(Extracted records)
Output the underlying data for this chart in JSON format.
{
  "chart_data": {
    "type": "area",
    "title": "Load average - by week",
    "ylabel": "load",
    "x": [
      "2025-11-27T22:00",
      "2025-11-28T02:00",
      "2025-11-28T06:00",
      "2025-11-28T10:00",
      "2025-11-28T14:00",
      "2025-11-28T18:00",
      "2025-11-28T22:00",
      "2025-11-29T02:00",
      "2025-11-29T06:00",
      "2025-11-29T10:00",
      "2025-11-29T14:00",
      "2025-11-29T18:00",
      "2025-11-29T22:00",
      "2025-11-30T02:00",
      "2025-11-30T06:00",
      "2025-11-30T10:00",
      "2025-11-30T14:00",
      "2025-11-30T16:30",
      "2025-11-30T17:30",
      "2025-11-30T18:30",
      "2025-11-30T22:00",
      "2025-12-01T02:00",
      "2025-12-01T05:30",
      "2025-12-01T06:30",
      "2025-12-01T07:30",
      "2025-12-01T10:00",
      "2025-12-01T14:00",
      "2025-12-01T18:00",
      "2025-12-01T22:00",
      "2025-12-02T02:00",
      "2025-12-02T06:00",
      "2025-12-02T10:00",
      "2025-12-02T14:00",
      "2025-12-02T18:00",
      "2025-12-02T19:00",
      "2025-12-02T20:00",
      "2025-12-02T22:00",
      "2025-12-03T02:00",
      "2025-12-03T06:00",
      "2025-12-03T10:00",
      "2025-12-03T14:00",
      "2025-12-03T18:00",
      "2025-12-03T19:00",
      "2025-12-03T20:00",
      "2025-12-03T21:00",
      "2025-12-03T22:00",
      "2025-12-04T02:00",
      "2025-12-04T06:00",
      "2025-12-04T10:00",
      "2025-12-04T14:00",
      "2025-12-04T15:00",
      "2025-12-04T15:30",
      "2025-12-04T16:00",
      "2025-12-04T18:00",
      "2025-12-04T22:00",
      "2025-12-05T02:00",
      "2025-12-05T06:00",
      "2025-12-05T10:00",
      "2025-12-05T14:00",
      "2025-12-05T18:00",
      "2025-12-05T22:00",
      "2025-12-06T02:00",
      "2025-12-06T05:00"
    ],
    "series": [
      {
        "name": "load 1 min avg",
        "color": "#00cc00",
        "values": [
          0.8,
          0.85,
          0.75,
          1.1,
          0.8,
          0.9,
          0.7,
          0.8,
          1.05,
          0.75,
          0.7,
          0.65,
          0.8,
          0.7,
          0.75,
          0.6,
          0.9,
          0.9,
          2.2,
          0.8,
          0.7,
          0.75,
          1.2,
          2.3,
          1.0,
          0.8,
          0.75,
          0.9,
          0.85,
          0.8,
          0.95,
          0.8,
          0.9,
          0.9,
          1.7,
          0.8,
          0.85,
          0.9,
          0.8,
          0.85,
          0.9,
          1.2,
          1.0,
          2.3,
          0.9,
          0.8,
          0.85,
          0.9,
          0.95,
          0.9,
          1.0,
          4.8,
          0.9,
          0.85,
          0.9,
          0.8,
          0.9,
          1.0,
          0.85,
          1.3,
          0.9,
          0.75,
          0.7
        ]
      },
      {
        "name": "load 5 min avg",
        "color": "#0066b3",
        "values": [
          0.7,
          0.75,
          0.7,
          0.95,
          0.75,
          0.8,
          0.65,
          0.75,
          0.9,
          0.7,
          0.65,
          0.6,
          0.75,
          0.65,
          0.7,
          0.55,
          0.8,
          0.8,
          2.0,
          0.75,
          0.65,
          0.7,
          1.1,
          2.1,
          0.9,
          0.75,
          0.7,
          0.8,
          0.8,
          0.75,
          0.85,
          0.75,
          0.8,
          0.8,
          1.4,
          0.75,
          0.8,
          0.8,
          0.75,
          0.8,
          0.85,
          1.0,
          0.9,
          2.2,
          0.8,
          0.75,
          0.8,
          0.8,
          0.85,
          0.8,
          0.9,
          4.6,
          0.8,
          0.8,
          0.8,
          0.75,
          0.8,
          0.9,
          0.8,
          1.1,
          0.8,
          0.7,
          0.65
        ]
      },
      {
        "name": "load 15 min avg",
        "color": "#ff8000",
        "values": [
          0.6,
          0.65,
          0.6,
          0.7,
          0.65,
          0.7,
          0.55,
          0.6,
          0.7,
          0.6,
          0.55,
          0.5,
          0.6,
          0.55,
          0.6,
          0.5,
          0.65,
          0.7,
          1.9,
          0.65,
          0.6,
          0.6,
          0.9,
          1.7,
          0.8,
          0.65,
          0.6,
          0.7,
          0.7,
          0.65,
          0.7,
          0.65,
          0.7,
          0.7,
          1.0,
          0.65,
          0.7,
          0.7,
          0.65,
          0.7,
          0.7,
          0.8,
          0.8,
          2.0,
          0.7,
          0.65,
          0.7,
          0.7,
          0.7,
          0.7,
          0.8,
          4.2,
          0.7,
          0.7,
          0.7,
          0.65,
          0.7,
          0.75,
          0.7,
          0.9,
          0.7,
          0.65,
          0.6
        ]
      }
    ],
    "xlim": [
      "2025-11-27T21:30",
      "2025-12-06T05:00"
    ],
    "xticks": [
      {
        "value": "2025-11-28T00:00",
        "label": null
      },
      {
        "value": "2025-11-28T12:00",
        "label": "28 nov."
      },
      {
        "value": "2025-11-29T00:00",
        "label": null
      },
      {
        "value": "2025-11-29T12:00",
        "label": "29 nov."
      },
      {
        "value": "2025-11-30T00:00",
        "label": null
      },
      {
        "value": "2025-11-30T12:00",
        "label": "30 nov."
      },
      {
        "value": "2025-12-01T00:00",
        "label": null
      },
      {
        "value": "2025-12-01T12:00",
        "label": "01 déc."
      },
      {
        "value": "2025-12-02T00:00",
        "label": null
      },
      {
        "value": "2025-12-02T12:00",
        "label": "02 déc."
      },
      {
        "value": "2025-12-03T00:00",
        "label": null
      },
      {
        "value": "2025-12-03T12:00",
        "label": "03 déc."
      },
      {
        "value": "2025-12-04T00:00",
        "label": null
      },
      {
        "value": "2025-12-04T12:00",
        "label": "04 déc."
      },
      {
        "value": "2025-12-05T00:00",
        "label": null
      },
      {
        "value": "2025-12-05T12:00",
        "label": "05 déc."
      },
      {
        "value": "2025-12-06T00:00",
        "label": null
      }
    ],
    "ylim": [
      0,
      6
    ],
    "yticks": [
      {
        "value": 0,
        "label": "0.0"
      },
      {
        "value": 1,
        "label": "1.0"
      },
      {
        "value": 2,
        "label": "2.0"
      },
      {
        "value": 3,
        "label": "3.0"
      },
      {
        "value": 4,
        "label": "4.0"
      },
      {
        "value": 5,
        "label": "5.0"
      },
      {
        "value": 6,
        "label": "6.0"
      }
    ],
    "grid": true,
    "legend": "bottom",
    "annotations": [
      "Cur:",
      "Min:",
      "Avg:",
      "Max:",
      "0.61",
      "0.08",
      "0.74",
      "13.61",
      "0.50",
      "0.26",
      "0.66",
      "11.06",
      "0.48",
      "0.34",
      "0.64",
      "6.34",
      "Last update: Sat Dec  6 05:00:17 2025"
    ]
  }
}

> Exercise requirements:
Across the material above, how many lines include the string "color"? Only the number is wanted.

> Answer to the task:
3